▼

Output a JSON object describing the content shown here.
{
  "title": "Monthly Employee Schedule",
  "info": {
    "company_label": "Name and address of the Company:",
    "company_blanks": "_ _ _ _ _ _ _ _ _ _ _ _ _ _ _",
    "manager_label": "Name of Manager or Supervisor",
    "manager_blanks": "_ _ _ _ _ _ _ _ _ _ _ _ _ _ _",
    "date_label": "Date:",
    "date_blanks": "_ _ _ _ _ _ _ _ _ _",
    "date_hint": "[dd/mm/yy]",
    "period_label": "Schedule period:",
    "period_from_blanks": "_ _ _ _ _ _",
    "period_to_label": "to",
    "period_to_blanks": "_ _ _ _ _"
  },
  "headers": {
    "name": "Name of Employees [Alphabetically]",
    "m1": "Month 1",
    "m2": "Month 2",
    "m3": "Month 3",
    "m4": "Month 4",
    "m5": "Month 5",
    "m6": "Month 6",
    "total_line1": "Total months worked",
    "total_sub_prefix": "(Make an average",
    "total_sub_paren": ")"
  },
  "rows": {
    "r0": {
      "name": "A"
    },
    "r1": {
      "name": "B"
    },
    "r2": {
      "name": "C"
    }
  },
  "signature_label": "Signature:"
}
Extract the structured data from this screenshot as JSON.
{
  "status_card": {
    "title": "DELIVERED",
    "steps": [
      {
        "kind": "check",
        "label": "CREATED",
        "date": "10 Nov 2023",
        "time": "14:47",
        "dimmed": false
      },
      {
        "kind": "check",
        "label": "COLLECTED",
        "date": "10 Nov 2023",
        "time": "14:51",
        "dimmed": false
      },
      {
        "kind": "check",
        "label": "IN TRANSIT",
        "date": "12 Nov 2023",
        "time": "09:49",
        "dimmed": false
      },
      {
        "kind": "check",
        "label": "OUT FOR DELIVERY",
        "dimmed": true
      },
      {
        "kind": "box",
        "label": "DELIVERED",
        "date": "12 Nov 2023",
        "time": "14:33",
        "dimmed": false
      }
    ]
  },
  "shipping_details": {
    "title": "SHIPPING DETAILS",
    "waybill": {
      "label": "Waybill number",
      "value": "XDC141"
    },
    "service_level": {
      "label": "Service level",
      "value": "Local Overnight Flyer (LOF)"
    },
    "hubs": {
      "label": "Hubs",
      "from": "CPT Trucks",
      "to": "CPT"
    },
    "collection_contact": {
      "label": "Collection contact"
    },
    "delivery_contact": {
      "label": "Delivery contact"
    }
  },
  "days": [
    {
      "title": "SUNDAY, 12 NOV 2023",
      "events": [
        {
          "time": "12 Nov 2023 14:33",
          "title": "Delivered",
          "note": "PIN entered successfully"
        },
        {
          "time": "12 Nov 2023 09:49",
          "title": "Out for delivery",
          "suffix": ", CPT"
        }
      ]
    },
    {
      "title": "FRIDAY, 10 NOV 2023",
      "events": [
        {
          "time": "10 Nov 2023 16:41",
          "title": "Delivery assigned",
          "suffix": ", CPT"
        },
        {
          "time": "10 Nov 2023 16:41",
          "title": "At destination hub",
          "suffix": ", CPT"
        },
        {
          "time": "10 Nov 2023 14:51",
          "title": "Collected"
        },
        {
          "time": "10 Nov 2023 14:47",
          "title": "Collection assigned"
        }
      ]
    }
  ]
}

▲

Job | Reproduce the material exactly, with every line intact.

Reply to the exercise |
Output a JSON object describing the content shown here.
{
  "title": "Monthly Employee Schedule",
  "info": {
    "company_label": "Name and address of the Company:",
    "company_blanks": "_ _ _ _ _ _ _ _ _ _ _ _ _ _ _",
    "manager_label": "Name of Manager or Supervisor",
    "manager_blanks": "_ _ _ _ _ _ _ _ _ _ _ _ _ _ _",
    "date_label": "Date:",
    "date_blanks": "_ _ _ _ _ _ _ _ _ _",
    "date_hint": "[dd/mm/yy]",
    "period_label": "Schedule period:",
    "period_from_blanks": "_ _ _ _ _ _",
    "period_to_label": "to",
    "period_to_blanks": "_ _ _ _ _"
  },
  "headers": {
    "name": "Name of Employees [Alphabetically]",
    "m1": "Month 1",
    "m2": "Month 2",
    "m3": "Month 3",
    "m4": "Month 4",
    "m5": "Month 5",
    "m6": "Month 6",
    "total_line1": "Total months worked",
    "total_sub_prefix": "(Make an average",
    "total_sub_paren": ")"
  },
  "rows": {
    "r0": {
      "name": "A"
    },
    "r1": {
      "name": "B"
    },
    "r2": {
      "name": "C"
    }
  },
  "signature_label": "Signature:"
}
Extract the structured data from this screenshot as JSON.
{
  "status_card": {
    "title": "DELIVERED",
    "steps": [
      {
        "kind": "check",
        "label": "CREATED",
        "date": "10 Nov 2023",
        "time": "14:47",
        "dimmed": false
      },
      {
        "kind": "check",
        "label": "COLLECTED",
        "date": "10 Nov 2023",
        "time": "14:51",
        "dimmed": false
      },
      {
        "kind": "check",
        "label": "IN TRANSIT",
        "date": "12 Nov 2023",
        "time": "09:49",
        "dimmed": false
      },
      {
        "kind": "check",
        "label": "OUT FOR DELIVERY",
        "dimmed": true
      },
      {
        "kind": "box",
        "label": "DELIVERED",
        "date": "12 Nov 2023",
        "time": "14:33",
        "dimmed": false
      }
    ]
  },
  "shipping_details": {
    "title": "SHIPPING DETAILS",
    "waybill": {
      "label": "Waybill number",
      "value": "XDC141"
    },
    "service_level": {
      "label": "Service level",
      "value": "Local Overnight Flyer (LOF)"
    },
    "hubs": {
      "label": "Hubs",
      "from": "CPT Trucks",
      "to": "CPT"
    },
    "collection_contact": {
      "label": "Collection contact"
    },
    "delivery_contact": {
      "label": "Delivery contact"
    }
  },
  "days": [
    {
      "title": "SUNDAY, 12 NOV 2023",
      "events": [
        {
          "time": "12 Nov 2023 14:33",
          "title": "Delivered",
          "note": "PIN entered successfully"
        },
        {
          "time": "12 Nov 2023 09:49",
          "title": "Out for delivery",
          "suffix": ", CPT"
        }
      ]
    },
    {
      "title": "FRIDAY, 10 NOV 2023",
      "events": [
        {
          "time": "10 Nov 2023 16:41",
          "title": "Delivery assigned",
          "suffix": ", CPT"
        },
        {
          "time": "10 Nov 2023 16:41",
          "title": "At destination hub",
          "suffix": ", CPT"
        },
        {
          "time": "10 Nov 2023 14:51",
          "title": "Collected"
        },
        {
          "time": "10 Nov 2023 14:47",
          "title": "Collection assigned"
        }
      ]
    }
  ]
}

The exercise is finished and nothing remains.